Collection entries
****************************************
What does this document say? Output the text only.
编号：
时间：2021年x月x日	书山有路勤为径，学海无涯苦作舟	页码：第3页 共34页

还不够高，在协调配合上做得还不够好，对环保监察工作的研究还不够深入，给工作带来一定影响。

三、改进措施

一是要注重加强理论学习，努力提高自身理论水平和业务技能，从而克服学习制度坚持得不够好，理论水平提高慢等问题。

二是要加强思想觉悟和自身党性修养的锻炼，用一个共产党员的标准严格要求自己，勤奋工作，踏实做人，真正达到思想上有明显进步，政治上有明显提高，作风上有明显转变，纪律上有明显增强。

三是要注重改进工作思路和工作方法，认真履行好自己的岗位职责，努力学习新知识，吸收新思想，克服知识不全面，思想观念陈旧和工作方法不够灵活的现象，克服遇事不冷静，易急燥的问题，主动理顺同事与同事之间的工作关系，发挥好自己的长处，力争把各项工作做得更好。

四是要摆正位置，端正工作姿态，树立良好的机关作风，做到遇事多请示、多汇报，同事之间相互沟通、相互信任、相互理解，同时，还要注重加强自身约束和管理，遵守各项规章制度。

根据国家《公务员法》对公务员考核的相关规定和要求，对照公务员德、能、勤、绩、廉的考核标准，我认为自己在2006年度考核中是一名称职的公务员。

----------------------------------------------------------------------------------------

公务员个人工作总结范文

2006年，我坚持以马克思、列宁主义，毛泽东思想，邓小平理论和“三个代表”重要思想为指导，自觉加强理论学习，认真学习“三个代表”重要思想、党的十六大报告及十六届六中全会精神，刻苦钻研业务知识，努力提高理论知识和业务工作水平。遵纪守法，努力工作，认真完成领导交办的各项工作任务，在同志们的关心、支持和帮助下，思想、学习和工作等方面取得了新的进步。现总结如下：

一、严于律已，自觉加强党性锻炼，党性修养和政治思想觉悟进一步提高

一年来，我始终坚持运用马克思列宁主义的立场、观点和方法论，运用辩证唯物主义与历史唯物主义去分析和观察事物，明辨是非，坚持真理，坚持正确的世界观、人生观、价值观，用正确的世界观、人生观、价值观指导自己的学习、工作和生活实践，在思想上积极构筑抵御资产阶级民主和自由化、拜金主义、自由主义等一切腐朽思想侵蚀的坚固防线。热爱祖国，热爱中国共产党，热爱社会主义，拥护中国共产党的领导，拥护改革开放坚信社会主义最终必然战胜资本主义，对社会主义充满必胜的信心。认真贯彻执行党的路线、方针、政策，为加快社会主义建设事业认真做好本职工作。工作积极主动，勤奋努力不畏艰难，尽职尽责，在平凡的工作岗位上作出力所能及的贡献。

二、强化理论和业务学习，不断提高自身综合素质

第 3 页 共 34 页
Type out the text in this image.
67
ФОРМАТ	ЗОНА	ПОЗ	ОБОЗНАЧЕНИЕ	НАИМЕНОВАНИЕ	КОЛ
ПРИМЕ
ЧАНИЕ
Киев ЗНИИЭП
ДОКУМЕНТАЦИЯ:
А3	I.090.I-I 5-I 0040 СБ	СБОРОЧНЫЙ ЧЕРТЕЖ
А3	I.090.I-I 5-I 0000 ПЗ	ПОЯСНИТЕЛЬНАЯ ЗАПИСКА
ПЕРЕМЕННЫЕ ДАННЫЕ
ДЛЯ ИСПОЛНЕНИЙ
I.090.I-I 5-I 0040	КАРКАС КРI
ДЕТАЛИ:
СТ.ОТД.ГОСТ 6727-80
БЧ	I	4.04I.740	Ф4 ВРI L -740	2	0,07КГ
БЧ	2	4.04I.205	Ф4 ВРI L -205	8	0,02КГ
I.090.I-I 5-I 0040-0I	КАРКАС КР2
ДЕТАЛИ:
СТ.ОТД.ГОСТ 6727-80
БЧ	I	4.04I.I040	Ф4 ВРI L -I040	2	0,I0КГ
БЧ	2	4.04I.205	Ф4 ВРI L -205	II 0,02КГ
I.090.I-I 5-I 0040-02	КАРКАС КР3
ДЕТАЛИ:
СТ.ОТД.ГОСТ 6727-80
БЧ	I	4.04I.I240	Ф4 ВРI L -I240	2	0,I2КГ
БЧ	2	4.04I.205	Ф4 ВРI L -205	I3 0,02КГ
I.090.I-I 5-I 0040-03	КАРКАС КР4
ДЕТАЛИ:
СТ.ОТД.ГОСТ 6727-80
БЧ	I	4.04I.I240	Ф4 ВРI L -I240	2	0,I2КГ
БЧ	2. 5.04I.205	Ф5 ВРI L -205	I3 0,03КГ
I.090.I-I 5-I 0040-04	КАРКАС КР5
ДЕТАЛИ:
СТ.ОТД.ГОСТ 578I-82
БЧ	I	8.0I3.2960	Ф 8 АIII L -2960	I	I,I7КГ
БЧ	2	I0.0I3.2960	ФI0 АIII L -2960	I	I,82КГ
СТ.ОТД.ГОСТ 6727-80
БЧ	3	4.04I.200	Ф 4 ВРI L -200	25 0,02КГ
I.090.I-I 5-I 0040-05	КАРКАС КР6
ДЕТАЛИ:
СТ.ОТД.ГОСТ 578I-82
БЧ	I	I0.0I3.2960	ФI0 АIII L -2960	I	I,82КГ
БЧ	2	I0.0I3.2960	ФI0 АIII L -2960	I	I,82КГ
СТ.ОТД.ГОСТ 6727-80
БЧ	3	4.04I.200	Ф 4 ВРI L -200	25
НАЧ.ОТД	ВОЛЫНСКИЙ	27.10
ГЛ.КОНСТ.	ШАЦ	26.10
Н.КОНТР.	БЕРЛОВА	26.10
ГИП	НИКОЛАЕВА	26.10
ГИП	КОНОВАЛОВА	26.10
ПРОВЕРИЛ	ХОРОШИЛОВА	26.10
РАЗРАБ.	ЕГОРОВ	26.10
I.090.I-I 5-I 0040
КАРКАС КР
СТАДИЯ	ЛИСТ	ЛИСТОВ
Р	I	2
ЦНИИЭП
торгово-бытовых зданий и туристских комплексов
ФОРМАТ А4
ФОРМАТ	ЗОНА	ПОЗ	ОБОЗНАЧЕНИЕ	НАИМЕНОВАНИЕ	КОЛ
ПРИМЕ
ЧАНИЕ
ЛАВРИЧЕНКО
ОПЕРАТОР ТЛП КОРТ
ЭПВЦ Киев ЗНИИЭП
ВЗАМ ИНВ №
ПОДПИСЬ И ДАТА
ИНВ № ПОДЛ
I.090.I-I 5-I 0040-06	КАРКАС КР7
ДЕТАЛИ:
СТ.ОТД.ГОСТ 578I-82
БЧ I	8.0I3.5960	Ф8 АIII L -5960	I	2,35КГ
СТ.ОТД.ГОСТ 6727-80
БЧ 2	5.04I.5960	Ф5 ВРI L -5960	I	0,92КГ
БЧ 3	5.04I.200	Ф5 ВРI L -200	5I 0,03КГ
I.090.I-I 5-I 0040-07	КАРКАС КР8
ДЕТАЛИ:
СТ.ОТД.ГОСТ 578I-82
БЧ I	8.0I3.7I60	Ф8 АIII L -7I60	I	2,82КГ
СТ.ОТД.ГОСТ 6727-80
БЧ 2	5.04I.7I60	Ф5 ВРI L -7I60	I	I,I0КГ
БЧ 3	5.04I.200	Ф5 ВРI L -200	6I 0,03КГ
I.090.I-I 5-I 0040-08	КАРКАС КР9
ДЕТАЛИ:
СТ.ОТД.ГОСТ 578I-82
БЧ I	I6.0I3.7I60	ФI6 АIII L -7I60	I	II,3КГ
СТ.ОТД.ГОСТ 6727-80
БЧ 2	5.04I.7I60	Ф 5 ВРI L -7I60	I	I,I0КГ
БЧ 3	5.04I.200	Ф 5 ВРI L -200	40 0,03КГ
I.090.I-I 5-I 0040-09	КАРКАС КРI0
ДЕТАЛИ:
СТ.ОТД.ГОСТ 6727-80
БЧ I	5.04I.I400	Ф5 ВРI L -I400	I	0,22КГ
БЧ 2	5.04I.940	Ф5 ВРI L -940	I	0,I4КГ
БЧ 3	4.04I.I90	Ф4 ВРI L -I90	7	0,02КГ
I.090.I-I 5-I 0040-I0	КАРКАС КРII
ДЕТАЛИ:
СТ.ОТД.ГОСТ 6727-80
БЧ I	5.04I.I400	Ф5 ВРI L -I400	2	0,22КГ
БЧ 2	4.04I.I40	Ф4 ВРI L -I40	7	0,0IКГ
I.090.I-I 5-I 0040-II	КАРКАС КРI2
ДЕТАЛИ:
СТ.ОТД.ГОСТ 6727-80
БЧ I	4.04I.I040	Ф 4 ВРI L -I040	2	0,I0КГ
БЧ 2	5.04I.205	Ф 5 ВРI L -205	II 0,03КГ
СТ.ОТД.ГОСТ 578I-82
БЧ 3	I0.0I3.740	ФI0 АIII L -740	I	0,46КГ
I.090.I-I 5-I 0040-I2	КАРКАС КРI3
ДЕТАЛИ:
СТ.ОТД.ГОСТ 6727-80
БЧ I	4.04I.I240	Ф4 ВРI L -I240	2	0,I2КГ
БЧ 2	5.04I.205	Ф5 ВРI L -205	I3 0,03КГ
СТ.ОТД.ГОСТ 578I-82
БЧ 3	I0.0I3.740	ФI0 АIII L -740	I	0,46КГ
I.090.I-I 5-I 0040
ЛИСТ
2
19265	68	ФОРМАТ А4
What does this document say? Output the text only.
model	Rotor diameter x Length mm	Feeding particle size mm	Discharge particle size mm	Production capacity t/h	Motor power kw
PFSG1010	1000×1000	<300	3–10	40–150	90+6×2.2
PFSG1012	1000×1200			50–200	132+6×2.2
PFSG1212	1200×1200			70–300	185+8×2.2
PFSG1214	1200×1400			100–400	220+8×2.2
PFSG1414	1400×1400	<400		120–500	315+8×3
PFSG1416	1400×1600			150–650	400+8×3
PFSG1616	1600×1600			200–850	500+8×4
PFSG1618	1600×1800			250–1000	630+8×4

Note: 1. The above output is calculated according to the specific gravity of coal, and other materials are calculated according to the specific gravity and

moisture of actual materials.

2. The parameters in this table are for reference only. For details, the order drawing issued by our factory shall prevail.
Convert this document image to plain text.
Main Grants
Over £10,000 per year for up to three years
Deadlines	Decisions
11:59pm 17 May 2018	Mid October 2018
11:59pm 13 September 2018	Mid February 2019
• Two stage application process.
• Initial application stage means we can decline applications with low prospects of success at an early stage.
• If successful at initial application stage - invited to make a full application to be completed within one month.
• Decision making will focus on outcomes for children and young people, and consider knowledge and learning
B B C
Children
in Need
****************************************
> **What you are asked to do**
Each line in the entries above that includes the string "text" should be extracted.

> **The solution**
What does this document say? Output the text only.
Type out the text in this image.
What does this document say? Output the text only.
Convert this document image to plain text.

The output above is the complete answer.